Data shown:
##############################
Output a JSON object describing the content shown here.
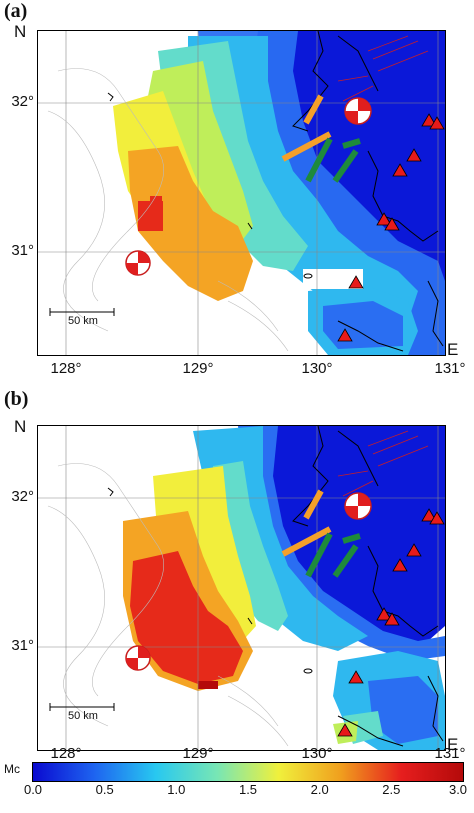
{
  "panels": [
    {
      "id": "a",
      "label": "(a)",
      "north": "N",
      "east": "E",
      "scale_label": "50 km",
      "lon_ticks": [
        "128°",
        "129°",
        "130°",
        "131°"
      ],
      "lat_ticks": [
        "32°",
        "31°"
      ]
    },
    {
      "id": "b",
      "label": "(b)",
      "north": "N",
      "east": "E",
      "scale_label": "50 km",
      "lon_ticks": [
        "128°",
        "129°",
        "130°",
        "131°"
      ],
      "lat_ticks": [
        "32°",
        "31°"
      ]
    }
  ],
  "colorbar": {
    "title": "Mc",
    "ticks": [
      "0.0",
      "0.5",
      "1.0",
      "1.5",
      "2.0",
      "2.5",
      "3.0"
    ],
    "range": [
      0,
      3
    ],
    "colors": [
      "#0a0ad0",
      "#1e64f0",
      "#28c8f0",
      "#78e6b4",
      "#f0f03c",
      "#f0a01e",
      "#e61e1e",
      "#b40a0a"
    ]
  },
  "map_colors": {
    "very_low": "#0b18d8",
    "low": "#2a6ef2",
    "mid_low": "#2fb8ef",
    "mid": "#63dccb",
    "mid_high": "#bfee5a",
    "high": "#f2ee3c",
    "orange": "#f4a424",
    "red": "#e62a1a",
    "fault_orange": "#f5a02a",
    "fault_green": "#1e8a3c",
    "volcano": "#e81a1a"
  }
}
##############################
Leaving aside the images, write out the entries above word for word.

Output a JSON object describing the content shown here.
{
  "panels": [
    {
      "id": "a",
      "label": "(a)",
      "north": "N",
      "east": "E",
      "scale_label": "50 km",
      "lon_ticks": [
        "128°",
        "129°",
        "130°",
        "131°"
      ],
      "lat_ticks": [
        "32°",
        "31°"
      ]
    },
    {
      "id": "b",
      "label": "(b)",
      "north": "N",
      "east": "E",
      "scale_label": "50 km",
      "lon_ticks": [
        "128°",
        "129°",
        "130°",
        "131°"
      ],
      "lat_ticks": [
        "32°",
        "31°"
      ]
    }
  ],
  "colorbar": {
    "title": "Mc",
    "ticks": [
      "0.0",
      "0.5",
      "1.0",
      "1.5",
      "2.0",
      "2.5",
      "3.0"
    ],
    "range": [
      0,
      3
    ],
    "colors": [
      "#0a0ad0",
      "#1e64f0",
      "#28c8f0",
      "#78e6b4",
      "#f0f03c",
      "#f0a01e",
      "#e61e1e",
      "#b40a0a"
    ]
  },
  "map_colors": {
    "very_low": "#0b18d8",
    "low": "#2a6ef2",
    "mid_low": "#2fb8ef",
    "mid": "#63dccb",
    "mid_high": "#bfee5a",
    "high": "#f2ee3c",
    "orange": "#f4a424",
    "red": "#e62a1a",
    "fault_orange": "#f5a02a",
    "fault_green": "#1e8a3c",
    "volcano": "#e81a1a"
  }
}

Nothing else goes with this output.